▶ **TASK DATA**:
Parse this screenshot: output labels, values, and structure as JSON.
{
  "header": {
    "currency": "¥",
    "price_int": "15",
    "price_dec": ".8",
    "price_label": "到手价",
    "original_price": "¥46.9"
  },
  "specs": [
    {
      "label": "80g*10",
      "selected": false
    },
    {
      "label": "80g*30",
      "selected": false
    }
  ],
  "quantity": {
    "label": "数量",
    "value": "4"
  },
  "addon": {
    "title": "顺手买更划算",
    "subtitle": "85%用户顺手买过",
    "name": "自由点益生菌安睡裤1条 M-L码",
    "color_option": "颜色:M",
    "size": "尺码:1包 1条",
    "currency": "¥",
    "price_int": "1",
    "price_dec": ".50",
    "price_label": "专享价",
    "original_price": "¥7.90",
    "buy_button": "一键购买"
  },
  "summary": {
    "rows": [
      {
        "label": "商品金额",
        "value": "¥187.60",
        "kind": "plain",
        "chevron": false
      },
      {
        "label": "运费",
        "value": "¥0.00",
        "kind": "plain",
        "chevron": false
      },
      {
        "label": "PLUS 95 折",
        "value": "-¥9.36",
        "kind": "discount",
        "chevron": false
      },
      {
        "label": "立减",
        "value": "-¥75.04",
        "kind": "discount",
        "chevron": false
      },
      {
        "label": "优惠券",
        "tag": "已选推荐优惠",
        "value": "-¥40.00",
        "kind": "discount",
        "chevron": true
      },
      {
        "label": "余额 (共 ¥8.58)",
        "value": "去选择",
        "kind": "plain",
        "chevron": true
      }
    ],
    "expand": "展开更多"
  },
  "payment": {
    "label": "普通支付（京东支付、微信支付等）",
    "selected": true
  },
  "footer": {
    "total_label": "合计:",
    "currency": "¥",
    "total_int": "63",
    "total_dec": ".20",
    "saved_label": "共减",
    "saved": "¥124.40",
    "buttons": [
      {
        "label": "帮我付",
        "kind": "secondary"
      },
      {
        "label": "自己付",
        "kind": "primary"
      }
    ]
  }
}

▶ **EXERCISE OBJECTIVE**: Write the data from above out again, exactly.

▶ **ANSWER FOR THE TASK**:
Parse this screenshot: output labels, values, and structure as JSON.
{
  "header": {
    "currency": "¥",
    "price_int": "15",
    "price_dec": ".8",
    "price_label": "到手价",
    "original_price": "¥46.9"
  },
  "specs": [
    {
      "label": "80g*10",
      "selected": false
    },
    {
      "label": "80g*30",
      "selected": false
    }
  ],
  "quantity": {
    "label": "数量",
    "value": "4"
  },
  "addon": {
    "title": "顺手买更划算",
    "subtitle": "85%用户顺手买过",
    "name": "自由点益生菌安睡裤1条 M-L码",
    "color_option": "颜色:M",
    "size": "尺码:1包 1条",
    "currency": "¥",
    "price_int": "1",
    "price_dec": ".50",
    "price_label": "专享价",
    "original_price": "¥7.90",
    "buy_button": "一键购买"
  },
  "summary": {
    "rows": [
      {
        "label": "商品金额",
        "value": "¥187.60",
        "kind": "plain",
        "chevron": false
      },
      {
        "label": "运费",
        "value": "¥0.00",
        "kind": "plain",
        "chevron": false
      },
      {
        "label": "PLUS 95 折",
        "value": "-¥9.36",
        "kind": "discount",
        "chevron": false
      },
      {
        "label": "立减",
        "value": "-¥75.04",
        "kind": "discount",
        "chevron": false
      },
      {
        "label": "优惠券",
        "tag": "已选推荐优惠",
        "value": "-¥40.00",
        "kind": "discount",
        "chevron": true
      },
      {
        "label": "余额 (共 ¥8.58)",
        "value": "去选择",
        "kind": "plain",
        "chevron": true
      }
    ],
    "expand": "展开更多"
  },
  "payment": {
    "label": "普通支付（京东支付、微信支付等）",
    "selected": true
  },
  "footer": {
    "total_label": "合计:",
    "currency": "¥",
    "total_int": "63",
    "total_dec": ".20",
    "saved_label": "共减",
    "saved": "¥124.40",
    "buttons": [
      {
        "label": "帮我付",
        "kind": "secondary"
      },
      {
        "label": "自己付",
        "kind": "primary"
      }
    ]
  }
}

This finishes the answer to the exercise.